Data for this task:
▬▬▬
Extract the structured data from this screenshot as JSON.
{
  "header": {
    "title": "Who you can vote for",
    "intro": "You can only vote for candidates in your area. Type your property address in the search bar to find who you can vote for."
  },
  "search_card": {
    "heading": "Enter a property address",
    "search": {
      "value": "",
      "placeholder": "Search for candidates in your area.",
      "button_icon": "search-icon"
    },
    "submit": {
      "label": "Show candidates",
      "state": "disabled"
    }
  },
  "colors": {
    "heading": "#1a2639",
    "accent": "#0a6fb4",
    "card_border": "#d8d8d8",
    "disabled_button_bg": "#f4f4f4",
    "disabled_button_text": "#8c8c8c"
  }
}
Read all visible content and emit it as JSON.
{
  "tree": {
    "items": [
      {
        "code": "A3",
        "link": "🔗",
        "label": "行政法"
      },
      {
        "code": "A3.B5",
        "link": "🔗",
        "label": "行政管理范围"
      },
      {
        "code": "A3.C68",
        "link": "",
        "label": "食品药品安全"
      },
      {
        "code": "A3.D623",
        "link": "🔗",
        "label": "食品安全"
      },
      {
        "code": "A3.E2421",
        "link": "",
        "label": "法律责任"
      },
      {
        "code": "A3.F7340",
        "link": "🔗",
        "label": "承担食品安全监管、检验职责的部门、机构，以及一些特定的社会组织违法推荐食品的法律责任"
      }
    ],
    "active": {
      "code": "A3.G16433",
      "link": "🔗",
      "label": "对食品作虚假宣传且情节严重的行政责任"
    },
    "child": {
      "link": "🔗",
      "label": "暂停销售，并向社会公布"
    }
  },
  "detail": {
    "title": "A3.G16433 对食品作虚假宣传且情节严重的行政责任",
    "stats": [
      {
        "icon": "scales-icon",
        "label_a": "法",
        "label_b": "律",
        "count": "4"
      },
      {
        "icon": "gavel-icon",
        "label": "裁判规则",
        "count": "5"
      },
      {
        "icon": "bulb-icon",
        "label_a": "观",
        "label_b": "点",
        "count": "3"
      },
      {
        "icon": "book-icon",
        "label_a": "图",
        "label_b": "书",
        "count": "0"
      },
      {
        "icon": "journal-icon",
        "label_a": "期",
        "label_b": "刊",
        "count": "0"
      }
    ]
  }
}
▬▬▬
Written request: Return each line in the records that holds the string "area".

Written response:
    "intro": "You can only vote for candidates in your area. Type your property address in the search bar to find who you can vote for."
      "placeholder": "Search for candidates in your area.",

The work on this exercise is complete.